### Goal:
The listing below should be printed exactly, every line of it. Skip the pictures.

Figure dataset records
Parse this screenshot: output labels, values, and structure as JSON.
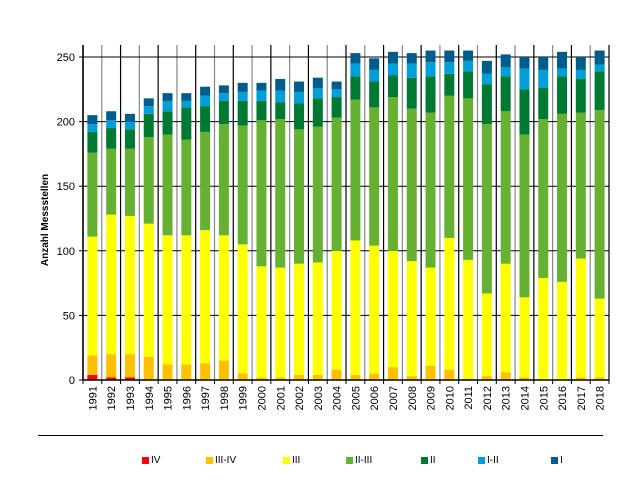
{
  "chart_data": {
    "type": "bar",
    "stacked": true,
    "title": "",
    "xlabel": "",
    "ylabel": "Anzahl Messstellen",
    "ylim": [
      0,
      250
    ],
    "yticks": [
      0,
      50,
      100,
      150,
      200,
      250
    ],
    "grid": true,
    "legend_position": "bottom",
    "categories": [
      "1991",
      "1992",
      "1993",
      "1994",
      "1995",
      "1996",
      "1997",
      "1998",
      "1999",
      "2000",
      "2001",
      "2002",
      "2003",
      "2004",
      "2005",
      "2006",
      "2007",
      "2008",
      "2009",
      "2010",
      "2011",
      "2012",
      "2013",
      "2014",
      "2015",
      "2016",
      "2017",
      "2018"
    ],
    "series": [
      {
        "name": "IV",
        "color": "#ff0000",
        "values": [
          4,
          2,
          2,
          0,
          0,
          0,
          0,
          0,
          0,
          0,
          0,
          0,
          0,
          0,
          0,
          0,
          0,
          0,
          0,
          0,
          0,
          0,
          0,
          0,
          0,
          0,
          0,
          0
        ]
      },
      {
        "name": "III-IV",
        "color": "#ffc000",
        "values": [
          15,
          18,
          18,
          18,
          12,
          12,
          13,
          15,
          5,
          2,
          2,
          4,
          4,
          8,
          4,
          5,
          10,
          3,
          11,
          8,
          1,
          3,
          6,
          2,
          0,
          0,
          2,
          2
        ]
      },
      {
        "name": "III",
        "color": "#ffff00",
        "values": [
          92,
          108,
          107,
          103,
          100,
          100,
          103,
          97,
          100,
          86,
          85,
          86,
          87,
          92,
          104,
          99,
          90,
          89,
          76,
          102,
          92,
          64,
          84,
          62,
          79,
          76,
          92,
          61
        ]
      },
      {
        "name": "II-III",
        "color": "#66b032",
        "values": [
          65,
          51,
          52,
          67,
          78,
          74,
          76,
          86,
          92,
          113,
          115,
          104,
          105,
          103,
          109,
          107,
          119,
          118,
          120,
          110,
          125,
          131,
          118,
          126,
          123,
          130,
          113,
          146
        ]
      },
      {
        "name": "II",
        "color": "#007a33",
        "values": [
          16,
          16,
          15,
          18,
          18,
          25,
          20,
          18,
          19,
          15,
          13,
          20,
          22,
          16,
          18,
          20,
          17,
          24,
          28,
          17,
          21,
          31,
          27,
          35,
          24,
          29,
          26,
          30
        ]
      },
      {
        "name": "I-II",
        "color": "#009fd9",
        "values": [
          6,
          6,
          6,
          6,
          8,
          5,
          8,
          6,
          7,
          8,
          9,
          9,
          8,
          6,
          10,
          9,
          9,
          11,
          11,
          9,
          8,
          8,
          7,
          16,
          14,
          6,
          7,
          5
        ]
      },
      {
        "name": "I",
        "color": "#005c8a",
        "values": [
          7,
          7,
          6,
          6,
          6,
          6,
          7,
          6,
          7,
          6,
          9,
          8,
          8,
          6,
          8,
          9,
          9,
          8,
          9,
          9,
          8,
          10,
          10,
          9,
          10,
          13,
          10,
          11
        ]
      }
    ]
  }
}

### Response:
Parse this screenshot: output labels, values, and structure as JSON.
{
  "chart_data": {
    "type": "bar",
    "stacked": true,
    "title": "",
    "xlabel": "",
    "ylabel": "Anzahl Messstellen",
    "ylim": [
      0,
      250
    ],
    "yticks": [
      0,
      50,
      100,
      150,
      200,
      250
    ],
    "grid": true,
    "legend_position": "bottom",
    "categories": [
      "1991",
      "1992",
      "1993",
      "1994",
      "1995",
      "1996",
      "1997",
      "1998",
      "1999",
      "2000",
      "2001",
      "2002",
      "2003",
      "2004",
      "2005",
      "2006",
      "2007",
      "2008",
      "2009",
      "2010",
      "2011",
      "2012",
      "2013",
      "2014",
      "2015",
      "2016",
      "2017",
      "2018"
    ],
    "series": [
      {
        "name": "IV",
        "color": "#ff0000",
        "values": [
          4,
          2,
          2,
          0,
          0,
          0,
          0,
          0,
          0,
          0,
          0,
          0,
          0,
          0,
          0,
          0,
          0,
          0,
          0,
          0,
          0,
          0,
          0,
          0,
          0,
          0,
          0,
          0
        ]
      },
      {
        "name": "III-IV",
        "color": "#ffc000",
        "values": [
          15,
          18,
          18,
          18,
          12,
          12,
          13,
          15,
          5,
          2,
          2,
          4,
          4,
          8,
          4,
          5,
          10,
          3,
          11,
          8,
          1,
          3,
          6,
          2,
          0,
          0,
          2,
          2
        ]
      },
      {
        "name": "III",
        "color": "#ffff00",
        "values": [
          92,
          108,
          107,
          103,
          100,
          100,
          103,
          97,
          100,
          86,
          85,
          86,
          87,
          92,
          104,
          99,
          90,
          89,
          76,
          102,
          92,
          64,
          84,
          62,
          79,
          76,
          92,
          61
        ]
      },
      {
        "name": "II-III",
        "color": "#66b032",
        "values": [
          65,
          51,
          52,
          67,
          78,
          74,
          76,
          86,
          92,
          113,
          115,
          104,
          105,
          103,
          109,
          107,
          119,
          118,
          120,
          110,
          125,
          131,
          118,
          126,
          123,
          130,
          113,
          146
        ]
      },
      {
        "name": "II",
        "color": "#007a33",
        "values": [
          16,
          16,
          15,
          18,
          18,
          25,
          20,
          18,
          19,
          15,
          13,
          20,
          22,
          16,
          18,
          20,
          17,
          24,
          28,
          17,
          21,
          31,
          27,
          35,
          24,
          29,
          26,
          30
        ]
      },
      {
        "name": "I-II",
        "color": "#009fd9",
        "values": [
          6,
          6,
          6,
          6,
          8,
          5,
          8,
          6,
          7,
          8,
          9,
          9,
          8,
          6,
          10,
          9,
          9,
          11,
          11,
          9,
          8,
          8,
          7,
          16,
          14,
          6,
          7,
          5
        ]
      },
      {
        "name": "I",
        "color": "#005c8a",
        "values": [
          7,
          7,
          6,
          6,
          6,
          6,
          7,
          6,
          7,
          6,
          9,
          8,
          8,
          6,
          8,
          9,
          9,
          8,
          9,
          9,
          8,
          10,
          10,
          9,
          10,
          13,
          10,
          11
        ]
      }
    ]
  }
}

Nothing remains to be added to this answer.